GIVEN EXERCISE:
Output the material beneath exactly, leaving nothing out.

EXERCISE MATERIAL:
%%

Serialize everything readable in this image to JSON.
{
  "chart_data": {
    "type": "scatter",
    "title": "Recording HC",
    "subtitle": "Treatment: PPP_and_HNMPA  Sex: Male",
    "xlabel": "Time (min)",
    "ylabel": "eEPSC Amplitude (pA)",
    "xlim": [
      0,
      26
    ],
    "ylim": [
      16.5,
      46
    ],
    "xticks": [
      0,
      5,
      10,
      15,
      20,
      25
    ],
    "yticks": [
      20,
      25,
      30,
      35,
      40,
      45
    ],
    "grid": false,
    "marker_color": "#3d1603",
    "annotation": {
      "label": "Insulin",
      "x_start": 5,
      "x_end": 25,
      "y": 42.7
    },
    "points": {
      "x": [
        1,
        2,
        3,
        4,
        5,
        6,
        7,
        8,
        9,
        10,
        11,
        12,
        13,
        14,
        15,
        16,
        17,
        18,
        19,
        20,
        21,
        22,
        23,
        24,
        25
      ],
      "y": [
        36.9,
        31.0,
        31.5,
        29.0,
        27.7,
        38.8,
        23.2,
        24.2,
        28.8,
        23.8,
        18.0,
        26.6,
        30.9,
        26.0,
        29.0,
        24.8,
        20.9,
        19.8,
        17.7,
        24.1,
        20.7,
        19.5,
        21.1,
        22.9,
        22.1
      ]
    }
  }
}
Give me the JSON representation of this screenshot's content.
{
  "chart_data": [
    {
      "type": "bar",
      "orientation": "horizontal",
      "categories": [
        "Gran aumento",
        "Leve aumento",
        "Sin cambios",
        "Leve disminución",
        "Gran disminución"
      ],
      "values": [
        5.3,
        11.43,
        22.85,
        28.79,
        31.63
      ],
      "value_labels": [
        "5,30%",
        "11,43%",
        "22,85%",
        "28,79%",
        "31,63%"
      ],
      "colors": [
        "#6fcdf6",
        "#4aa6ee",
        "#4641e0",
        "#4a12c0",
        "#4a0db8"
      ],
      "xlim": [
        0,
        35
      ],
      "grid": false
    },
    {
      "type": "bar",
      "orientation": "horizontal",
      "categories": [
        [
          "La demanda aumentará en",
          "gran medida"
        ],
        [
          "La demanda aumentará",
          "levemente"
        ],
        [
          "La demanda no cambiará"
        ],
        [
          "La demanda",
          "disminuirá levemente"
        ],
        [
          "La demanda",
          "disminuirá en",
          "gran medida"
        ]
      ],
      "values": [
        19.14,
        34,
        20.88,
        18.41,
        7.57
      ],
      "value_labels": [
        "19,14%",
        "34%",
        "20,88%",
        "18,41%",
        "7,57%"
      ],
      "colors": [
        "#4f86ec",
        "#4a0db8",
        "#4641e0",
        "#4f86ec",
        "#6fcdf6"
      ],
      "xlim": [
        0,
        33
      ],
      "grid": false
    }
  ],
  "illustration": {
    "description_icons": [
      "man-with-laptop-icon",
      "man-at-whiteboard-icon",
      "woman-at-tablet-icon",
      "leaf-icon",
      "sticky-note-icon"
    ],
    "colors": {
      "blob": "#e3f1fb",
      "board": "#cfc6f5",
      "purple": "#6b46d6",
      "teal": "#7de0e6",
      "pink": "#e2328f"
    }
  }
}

%%

FINISHED ANSWER:
Serialize everything readable in this image to JSON.
{
  "chart_data": {
    "type": "scatter",
    "title": "Recording HC",
    "subtitle": "Treatment: PPP_and_HNMPA  Sex: Male",
    "xlabel": "Time (min)",
    "ylabel": "eEPSC Amplitude (pA)",
    "xlim": [
      0,
      26
    ],
    "ylim": [
      16.5,
      46
    ],
    "xticks": [
      0,
      5,
      10,
      15,
      20,
      25
    ],
    "yticks": [
      20,
      25,
      30,
      35,
      40,
      45
    ],
    "grid": false,
    "marker_color": "#3d1603",
    "annotation": {
      "label": "Insulin",
      "x_start": 5,
      "x_end": 25,
      "y": 42.7
    },
    "points": {
      "x": [
        1,
        2,
        3,
        4,
        5,
        6,
        7,
        8,
        9,
        10,
        11,
        12,
        13,
        14,
        15,
        16,
        17,
        18,
        19,
        20,
        21,
        22,
        23,
        24,
        25
      ],
      "y": [
        36.9,
        31.0,
        31.5,
        29.0,
        27.7,
        38.8,
        23.2,
        24.2,
        28.8,
        23.8,
        18.0,
        26.6,
        30.9,
        26.0,
        29.0,
        24.8,
        20.9,
        19.8,
        17.7,
        24.1,
        20.7,
        19.5,
        21.1,
        22.9,
        22.1
      ]
    }
  }
}
Give me the JSON representation of this screenshot's content.
{
  "chart_data": [
    {
      "type": "bar",
      "orientation": "horizontal",
      "categories": [
        "Gran aumento",
        "Leve aumento",
        "Sin cambios",
        "Leve disminución",
        "Gran disminución"
      ],
      "values": [
        5.3,
        11.43,
        22.85,
        28.79,
        31.63
      ],
      "value_labels": [
        "5,30%",
        "11,43%",
        "22,85%",
        "28,79%",
        "31,63%"
      ],
      "colors": [
        "#6fcdf6",
        "#4aa6ee",
        "#4641e0",
        "#4a12c0",
        "#4a0db8"
      ],
      "xlim": [
        0,
        35
      ],
      "grid": false
    },
    {
      "type": "bar",
      "orientation": "horizontal",
      "categories": [
        [
          "La demanda aumentará en",
          "gran medida"
        ],
        [
          "La demanda aumentará",
          "levemente"
        ],
        [
          "La demanda no cambiará"
        ],
        [
          "La demanda",
          "disminuirá levemente"
        ],
        [
          "La demanda",
          "disminuirá en",
          "gran medida"
        ]
      ],
      "values": [
        19.14,
        34,
        20.88,
        18.41,
        7.57
      ],
      "value_labels": [
        "19,14%",
        "34%",
        "20,88%",
        "18,41%",
        "7,57%"
      ],
      "colors": [
        "#4f86ec",
        "#4a0db8",
        "#4641e0",
        "#4f86ec",
        "#6fcdf6"
      ],
      "xlim": [
        0,
        33
      ],
      "grid": false
    }
  ],
  "illustration": {
    "description_icons": [
      "man-with-laptop-icon",
      "man-at-whiteboard-icon",
      "woman-at-tablet-icon",
      "leaf-icon",
      "sticky-note-icon"
    ],
    "colors": {
      "blob": "#e3f1fb",
      "board": "#cfc6f5",
      "purple": "#6b46d6",
      "teal": "#7de0e6",
      "pink": "#e2328f"
    }
  }
}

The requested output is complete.